Extracted data entries:
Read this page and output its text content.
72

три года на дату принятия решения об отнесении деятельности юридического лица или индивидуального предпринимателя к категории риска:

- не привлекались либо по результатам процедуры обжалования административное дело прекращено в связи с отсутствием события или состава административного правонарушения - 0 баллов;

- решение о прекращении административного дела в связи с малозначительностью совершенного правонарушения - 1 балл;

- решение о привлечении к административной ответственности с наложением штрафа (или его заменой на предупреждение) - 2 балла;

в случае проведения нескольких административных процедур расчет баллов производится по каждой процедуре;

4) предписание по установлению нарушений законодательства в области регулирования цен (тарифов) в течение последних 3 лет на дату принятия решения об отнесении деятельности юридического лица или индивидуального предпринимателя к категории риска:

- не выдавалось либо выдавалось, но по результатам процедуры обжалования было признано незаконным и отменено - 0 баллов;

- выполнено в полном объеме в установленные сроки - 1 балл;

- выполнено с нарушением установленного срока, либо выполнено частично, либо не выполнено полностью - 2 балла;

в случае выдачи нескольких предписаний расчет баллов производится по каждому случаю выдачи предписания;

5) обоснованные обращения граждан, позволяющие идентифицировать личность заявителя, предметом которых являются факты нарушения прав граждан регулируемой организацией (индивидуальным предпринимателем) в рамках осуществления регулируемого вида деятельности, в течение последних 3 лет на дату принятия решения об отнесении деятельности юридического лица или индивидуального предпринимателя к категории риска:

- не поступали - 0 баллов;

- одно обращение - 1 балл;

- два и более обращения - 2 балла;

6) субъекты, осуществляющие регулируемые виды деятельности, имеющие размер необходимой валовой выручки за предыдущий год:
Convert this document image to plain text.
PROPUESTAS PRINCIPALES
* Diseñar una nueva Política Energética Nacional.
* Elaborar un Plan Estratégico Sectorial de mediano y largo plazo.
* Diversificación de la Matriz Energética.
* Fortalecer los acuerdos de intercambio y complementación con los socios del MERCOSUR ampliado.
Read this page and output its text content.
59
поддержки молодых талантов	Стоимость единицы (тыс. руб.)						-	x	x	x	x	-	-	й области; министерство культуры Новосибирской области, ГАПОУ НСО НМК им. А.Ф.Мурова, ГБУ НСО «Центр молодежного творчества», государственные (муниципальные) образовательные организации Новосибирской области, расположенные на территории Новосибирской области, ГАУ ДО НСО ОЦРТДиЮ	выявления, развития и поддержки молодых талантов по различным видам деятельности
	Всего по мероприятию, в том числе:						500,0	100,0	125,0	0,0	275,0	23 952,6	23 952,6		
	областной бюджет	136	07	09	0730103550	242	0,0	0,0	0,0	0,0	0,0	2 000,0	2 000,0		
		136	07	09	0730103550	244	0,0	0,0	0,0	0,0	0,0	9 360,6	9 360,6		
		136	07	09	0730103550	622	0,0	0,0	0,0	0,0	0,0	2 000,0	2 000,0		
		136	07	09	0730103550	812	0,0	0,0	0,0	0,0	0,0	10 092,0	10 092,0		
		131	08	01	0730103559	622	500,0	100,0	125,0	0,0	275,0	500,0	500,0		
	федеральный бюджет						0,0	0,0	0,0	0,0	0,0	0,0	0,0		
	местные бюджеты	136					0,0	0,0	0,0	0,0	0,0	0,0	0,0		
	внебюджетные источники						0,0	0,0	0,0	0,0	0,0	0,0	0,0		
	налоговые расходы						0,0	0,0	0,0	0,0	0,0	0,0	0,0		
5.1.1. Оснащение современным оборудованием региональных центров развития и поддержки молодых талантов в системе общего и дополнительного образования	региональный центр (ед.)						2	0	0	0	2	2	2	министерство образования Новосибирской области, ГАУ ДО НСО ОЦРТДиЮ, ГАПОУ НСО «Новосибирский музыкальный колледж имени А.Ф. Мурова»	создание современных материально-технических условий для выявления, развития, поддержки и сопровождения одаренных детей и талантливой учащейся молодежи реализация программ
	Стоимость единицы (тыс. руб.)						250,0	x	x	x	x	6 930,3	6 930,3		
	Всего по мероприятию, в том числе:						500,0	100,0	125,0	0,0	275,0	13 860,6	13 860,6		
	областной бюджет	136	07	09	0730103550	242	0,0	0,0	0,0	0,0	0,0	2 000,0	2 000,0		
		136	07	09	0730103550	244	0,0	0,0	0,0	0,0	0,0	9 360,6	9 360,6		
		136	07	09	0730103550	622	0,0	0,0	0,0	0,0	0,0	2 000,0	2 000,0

• **Task instructions**:
Give back the whole listing exactly as it reads.

• **Task result**:
Read this page and output its text content.
72

три года на дату принятия решения об отнесении деятельности юридического лица или индивидуального предпринимателя к категории риска:

- не привлекались либо по результатам процедуры обжалования административное дело прекращено в связи с отсутствием события или состава административного правонарушения - 0 баллов;

- решение о прекращении административного дела в связи с малозначительностью совершенного правонарушения - 1 балл;

- решение о привлечении к административной ответственности с наложением штрафа (или его заменой на предупреждение) - 2 балла;

в случае проведения нескольких административных процедур расчет баллов производится по каждой процедуре;

4) предписание по установлению нарушений законодательства в области регулирования цен (тарифов) в течение последних 3 лет на дату принятия решения об отнесении деятельности юридического лица или индивидуального предпринимателя к категории риска:

- не выдавалось либо выдавалось, но по результатам процедуры обжалования было признано незаконным и отменено - 0 баллов;

- выполнено в полном объеме в установленные сроки - 1 балл;

- выполнено с нарушением установленного срока, либо выполнено частично, либо не выполнено полностью - 2 балла;

в случае выдачи нескольких предписаний расчет баллов производится по каждому случаю выдачи предписания;

5) обоснованные обращения граждан, позволяющие идентифицировать личность заявителя, предметом которых являются факты нарушения прав граждан регулируемой организацией (индивидуальным предпринимателем) в рамках осуществления регулируемого вида деятельности, в течение последних 3 лет на дату принятия решения об отнесении деятельности юридического лица или индивидуального предпринимателя к категории риска:

- не поступали - 0 баллов;

- одно обращение - 1 балл;

- два и более обращения - 2 балла;

6) субъекты, осуществляющие регулируемые виды деятельности, имеющие размер необходимой валовой выручки за предыдущий год:
Convert this document image to plain text.
PROPUESTAS PRINCIPALES
* Diseñar una nueva Política Energética Nacional.
* Elaborar un Plan Estratégico Sectorial de mediano y largo plazo.
* Diversificación de la Matriz Energética.
* Fortalecer los acuerdos de intercambio y complementación con los socios del MERCOSUR ampliado.
Read this page and output its text content.
59
поддержки молодых талантов	Стоимость единицы (тыс. руб.)						-	x	x	x	x	-	-	й области; министерство культуры Новосибирской области, ГАПОУ НСО НМК им. А.Ф.Мурова, ГБУ НСО «Центр молодежного творчества», государственные (муниципальные) образовательные организации Новосибирской области, расположенные на территории Новосибирской области, ГАУ ДО НСО ОЦРТДиЮ	выявления, развития и поддержки молодых талантов по различным видам деятельности
	Всего по мероприятию, в том числе:						500,0	100,0	125,0	0,0	275,0	23 952,6	23 952,6		
	областной бюджет	136	07	09	0730103550	242	0,0	0,0	0,0	0,0	0,0	2 000,0	2 000,0		
		136	07	09	0730103550	244	0,0	0,0	0,0	0,0	0,0	9 360,6	9 360,6		
		136	07	09	0730103550	622	0,0	0,0	0,0	0,0	0,0	2 000,0	2 000,0		
		136	07	09	0730103550	812	0,0	0,0	0,0	0,0	0,0	10 092,0	10 092,0		
		131	08	01	0730103559	622	500,0	100,0	125,0	0,0	275,0	500,0	500,0		
	федеральный бюджет						0,0	0,0	0,0	0,0	0,0	0,0	0,0		
	местные бюджеты	136					0,0	0,0	0,0	0,0	0,0	0,0	0,0		
	внебюджетные источники						0,0	0,0	0,0	0,0	0,0	0,0	0,0		
	налоговые расходы						0,0	0,0	0,0	0,0	0,0	0,0	0,0		
5.1.1. Оснащение современным оборудованием региональных центров развития и поддержки молодых талантов в системе общего и дополнительного образования	региональный центр (ед.)						2	0	0	0	2	2	2	министерство образования Новосибирской области, ГАУ ДО НСО ОЦРТДиЮ, ГАПОУ НСО «Новосибирский музыкальный колледж имени А.Ф. Мурова»	создание современных материально-технических условий для выявления, развития, поддержки и сопровождения одаренных детей и талантливой учащейся молодежи реализация программ
	Стоимость единицы (тыс. руб.)						250,0	x	x	x	x	6 930,3	6 930,3		
	Всего по мероприятию, в том числе:						500,0	100,0	125,0	0,0	275,0	13 860,6	13 860,6		
	областной бюджет	136	07	09	0730103550	242	0,0	0,0	0,0	0,0	0,0	2 000,0	2 000,0		
		136	07	09	0730103550	244	0,0	0,0	0,0	0,0	0,0	9 360,6	9 360,6		
		136	07	09	0730103550	622	0,0	0,0	0,0	0,0	0,0	2 000,0	2 000,0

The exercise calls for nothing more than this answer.